■ Your instructions
Count every line that has the word "group" in it; give no more than the number.

Figure dataset records:
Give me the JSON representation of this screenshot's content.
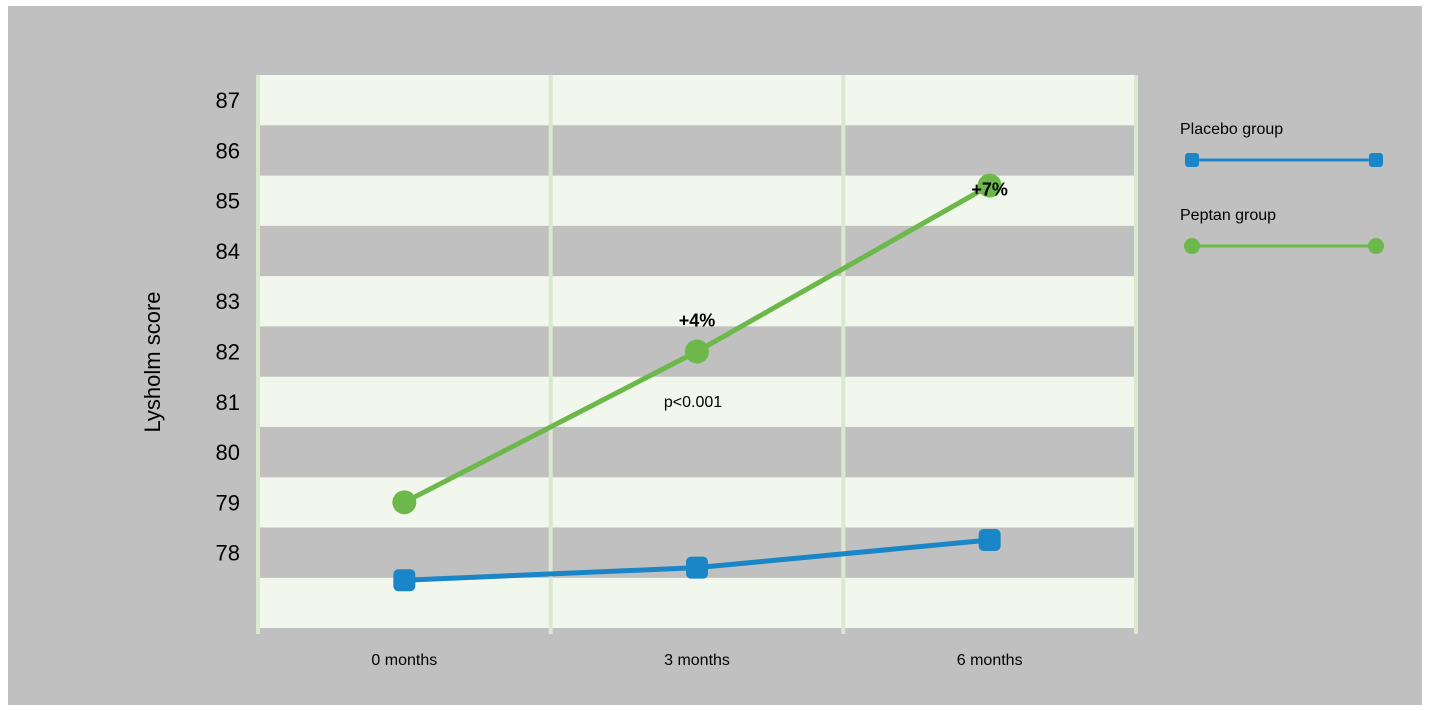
{
  "chart_data": {
    "type": "line",
    "title": "",
    "ylabel": "Lysholm score",
    "xlabel": "",
    "categories": [
      "0 months",
      "3 months",
      "6 months"
    ],
    "y_ticks": [
      78,
      79,
      80,
      81,
      82,
      83,
      84,
      85,
      86,
      87
    ],
    "ylim": [
      76.5,
      87.5
    ],
    "grid": "alternating horizontal bands, vertical category lines",
    "legend_position": "right",
    "series": [
      {
        "name": "Placebo group",
        "values": [
          77.45,
          77.7,
          78.25
        ],
        "color": "#1a86c7",
        "marker": "square"
      },
      {
        "name": "Peptan group",
        "values": [
          79.0,
          82.0,
          85.3
        ],
        "color": "#6cb84a",
        "marker": "circle"
      }
    ],
    "annotations": [
      {
        "text": "+4%",
        "category": "3 months",
        "y": 82.5,
        "bold": true
      },
      {
        "text": "+7%",
        "category": "6 months",
        "y": 85.1,
        "bold": true
      },
      {
        "text": "p<0.001",
        "category": "3 months",
        "y": 80.9,
        "bold": false
      }
    ]
  }
}
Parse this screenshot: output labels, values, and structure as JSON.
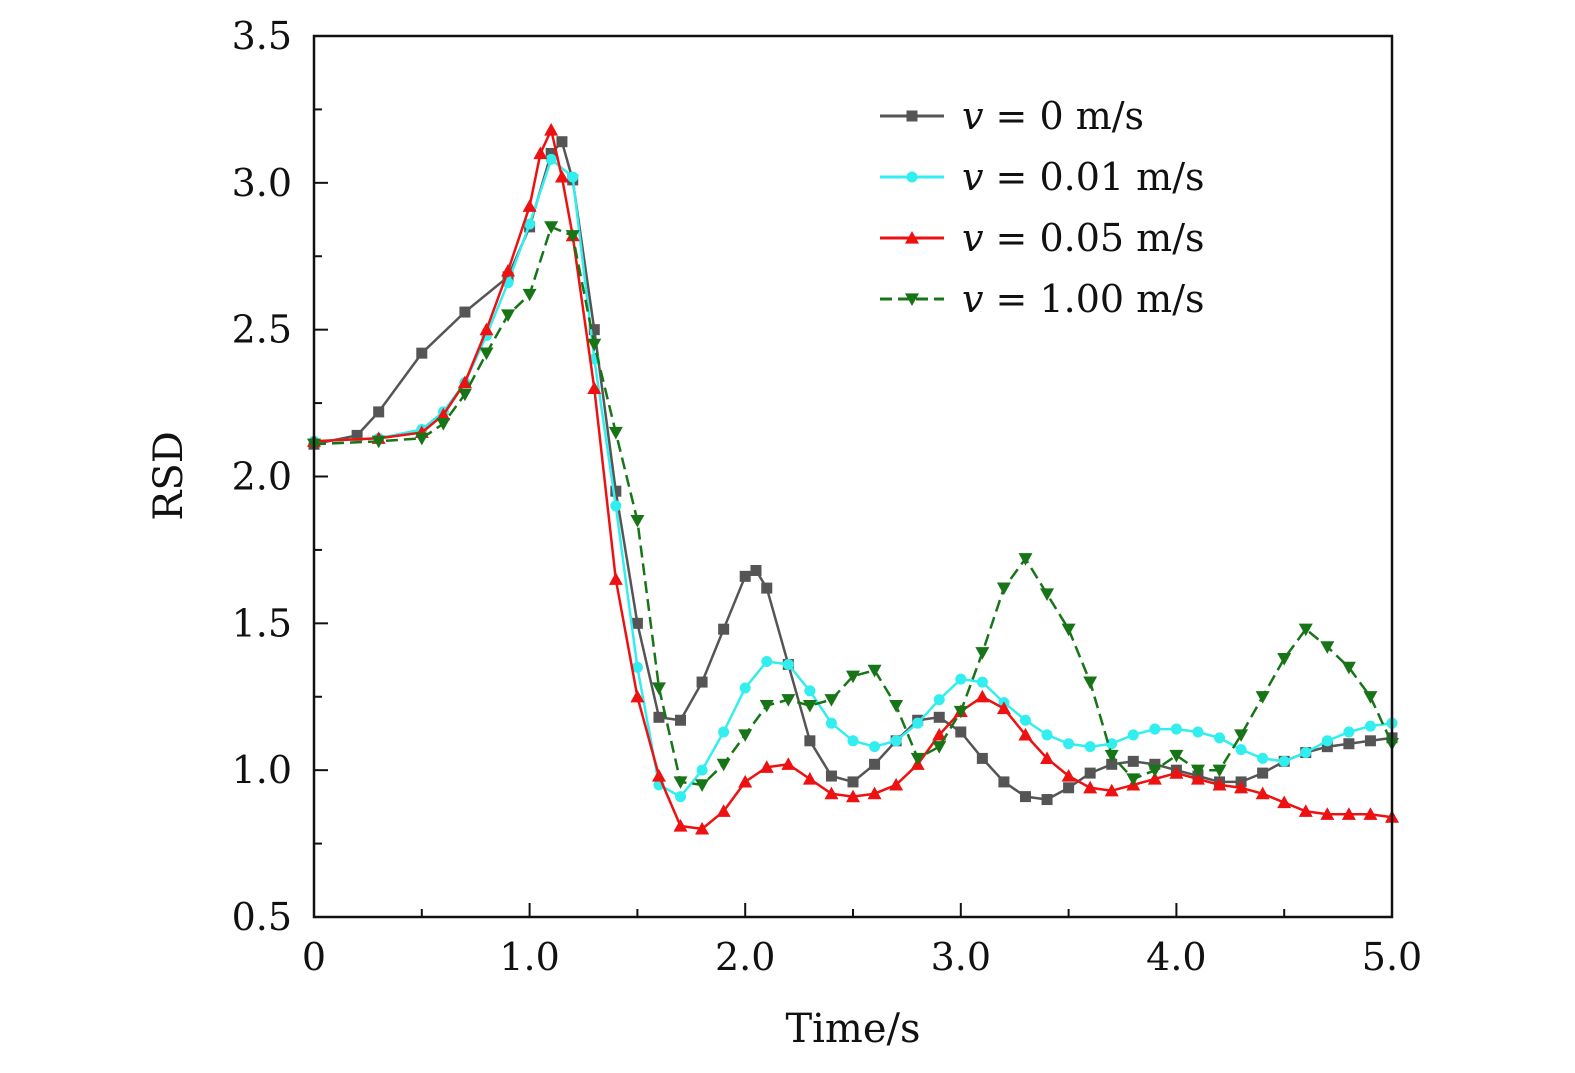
{
  "chart_data": {
    "type": "line",
    "title": "",
    "xlabel": "Time/s",
    "ylabel": "RSD",
    "xlim": [
      0,
      5.0
    ],
    "ylim": [
      0.5,
      3.5
    ],
    "xticks": [
      0,
      1.0,
      2.0,
      3.0,
      4.0,
      5.0
    ],
    "xtick_labels": [
      "0",
      "1.0",
      "2.0",
      "3.0",
      "4.0",
      "5.0"
    ],
    "yticks": [
      0.5,
      1.0,
      1.5,
      2.0,
      2.5,
      3.0,
      3.5
    ],
    "ytick_labels": [
      "0.5",
      "1.0",
      "1.5",
      "2.0",
      "2.5",
      "3.0",
      "3.5"
    ],
    "grid": false,
    "legend_position": "top-right",
    "series": [
      {
        "name": "v = 0 m/s",
        "legend_var": "v",
        "legend_rest": " = 0 m/s",
        "color": "#555555",
        "marker": "square",
        "dashed": false,
        "x": [
          0,
          0.2,
          0.3,
          0.5,
          0.7,
          0.9,
          1.0,
          1.1,
          1.15,
          1.2,
          1.3,
          1.4,
          1.5,
          1.6,
          1.7,
          1.8,
          1.9,
          2.0,
          2.05,
          2.1,
          2.2,
          2.3,
          2.4,
          2.5,
          2.6,
          2.7,
          2.8,
          2.9,
          3.0,
          3.1,
          3.2,
          3.3,
          3.4,
          3.5,
          3.6,
          3.7,
          3.8,
          3.9,
          4.0,
          4.1,
          4.2,
          4.3,
          4.4,
          4.5,
          4.6,
          4.7,
          4.8,
          4.9,
          5.0
        ],
        "y": [
          2.11,
          2.14,
          2.22,
          2.42,
          2.56,
          2.68,
          2.85,
          3.1,
          3.14,
          3.01,
          2.5,
          1.95,
          1.5,
          1.18,
          1.17,
          1.3,
          1.48,
          1.66,
          1.68,
          1.62,
          1.36,
          1.1,
          0.98,
          0.96,
          1.02,
          1.1,
          1.17,
          1.18,
          1.13,
          1.04,
          0.96,
          0.91,
          0.9,
          0.94,
          0.99,
          1.02,
          1.03,
          1.02,
          1.0,
          0.98,
          0.96,
          0.96,
          0.99,
          1.03,
          1.06,
          1.08,
          1.09,
          1.1,
          1.11
        ]
      },
      {
        "name": "v = 0.01 m/s",
        "legend_var": "v",
        "legend_rest": " = 0.01 m/s",
        "color": "#33EEEE",
        "marker": "circle",
        "dashed": false,
        "x": [
          0,
          0.3,
          0.5,
          0.6,
          0.7,
          0.8,
          0.9,
          1.0,
          1.1,
          1.2,
          1.3,
          1.4,
          1.5,
          1.6,
          1.7,
          1.8,
          1.9,
          2.0,
          2.1,
          2.2,
          2.3,
          2.4,
          2.5,
          2.6,
          2.7,
          2.8,
          2.9,
          3.0,
          3.1,
          3.2,
          3.3,
          3.4,
          3.5,
          3.6,
          3.7,
          3.8,
          3.9,
          4.0,
          4.1,
          4.2,
          4.3,
          4.4,
          4.5,
          4.6,
          4.7,
          4.8,
          4.9,
          5.0
        ],
        "y": [
          2.12,
          2.13,
          2.16,
          2.22,
          2.32,
          2.48,
          2.66,
          2.86,
          3.08,
          3.02,
          2.4,
          1.9,
          1.35,
          0.95,
          0.91,
          1.0,
          1.13,
          1.28,
          1.37,
          1.36,
          1.27,
          1.16,
          1.1,
          1.08,
          1.1,
          1.16,
          1.24,
          1.31,
          1.3,
          1.23,
          1.17,
          1.12,
          1.09,
          1.08,
          1.09,
          1.12,
          1.14,
          1.14,
          1.13,
          1.11,
          1.07,
          1.04,
          1.03,
          1.06,
          1.1,
          1.13,
          1.15,
          1.16
        ]
      },
      {
        "name": "v = 0.05 m/s",
        "legend_var": "v",
        "legend_rest": " = 0.05 m/s",
        "color": "#EE1111",
        "marker": "triangle-up",
        "dashed": false,
        "x": [
          0,
          0.3,
          0.5,
          0.6,
          0.7,
          0.8,
          0.9,
          1.0,
          1.05,
          1.1,
          1.15,
          1.2,
          1.3,
          1.4,
          1.5,
          1.6,
          1.7,
          1.8,
          1.9,
          2.0,
          2.1,
          2.2,
          2.3,
          2.4,
          2.5,
          2.6,
          2.7,
          2.8,
          2.9,
          3.0,
          3.1,
          3.2,
          3.3,
          3.4,
          3.5,
          3.6,
          3.7,
          3.8,
          3.9,
          4.0,
          4.1,
          4.2,
          4.3,
          4.4,
          4.5,
          4.6,
          4.7,
          4.8,
          4.9,
          5.0
        ],
        "y": [
          2.12,
          2.13,
          2.15,
          2.21,
          2.32,
          2.5,
          2.7,
          2.92,
          3.1,
          3.18,
          3.02,
          2.82,
          2.3,
          1.65,
          1.25,
          0.98,
          0.81,
          0.8,
          0.86,
          0.96,
          1.01,
          1.02,
          0.97,
          0.92,
          0.91,
          0.92,
          0.95,
          1.02,
          1.12,
          1.2,
          1.25,
          1.21,
          1.12,
          1.04,
          0.98,
          0.94,
          0.93,
          0.95,
          0.97,
          0.99,
          0.97,
          0.95,
          0.94,
          0.92,
          0.89,
          0.86,
          0.85,
          0.85,
          0.85,
          0.84
        ]
      },
      {
        "name": "v = 1.00 m/s",
        "legend_var": "v",
        "legend_rest": " = 1.00 m/s",
        "color": "#177517",
        "marker": "triangle-down",
        "dashed": true,
        "x": [
          0,
          0.3,
          0.5,
          0.6,
          0.7,
          0.8,
          0.9,
          1.0,
          1.1,
          1.2,
          1.3,
          1.4,
          1.5,
          1.6,
          1.7,
          1.8,
          1.9,
          2.0,
          2.1,
          2.2,
          2.3,
          2.4,
          2.5,
          2.6,
          2.7,
          2.8,
          2.9,
          3.0,
          3.1,
          3.2,
          3.3,
          3.4,
          3.5,
          3.6,
          3.7,
          3.8,
          3.9,
          4.0,
          4.1,
          4.2,
          4.3,
          4.4,
          4.5,
          4.6,
          4.7,
          4.8,
          4.9,
          5.0
        ],
        "y": [
          2.11,
          2.12,
          2.13,
          2.18,
          2.28,
          2.42,
          2.55,
          2.62,
          2.85,
          2.82,
          2.45,
          2.15,
          1.85,
          1.28,
          0.96,
          0.95,
          1.02,
          1.12,
          1.22,
          1.24,
          1.22,
          1.24,
          1.32,
          1.34,
          1.22,
          1.04,
          1.08,
          1.2,
          1.4,
          1.62,
          1.72,
          1.6,
          1.48,
          1.3,
          1.05,
          0.97,
          1.0,
          1.05,
          1.0,
          1.0,
          1.12,
          1.25,
          1.38,
          1.48,
          1.42,
          1.35,
          1.25,
          1.09
        ]
      }
    ]
  }
}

■ Exercise solution
2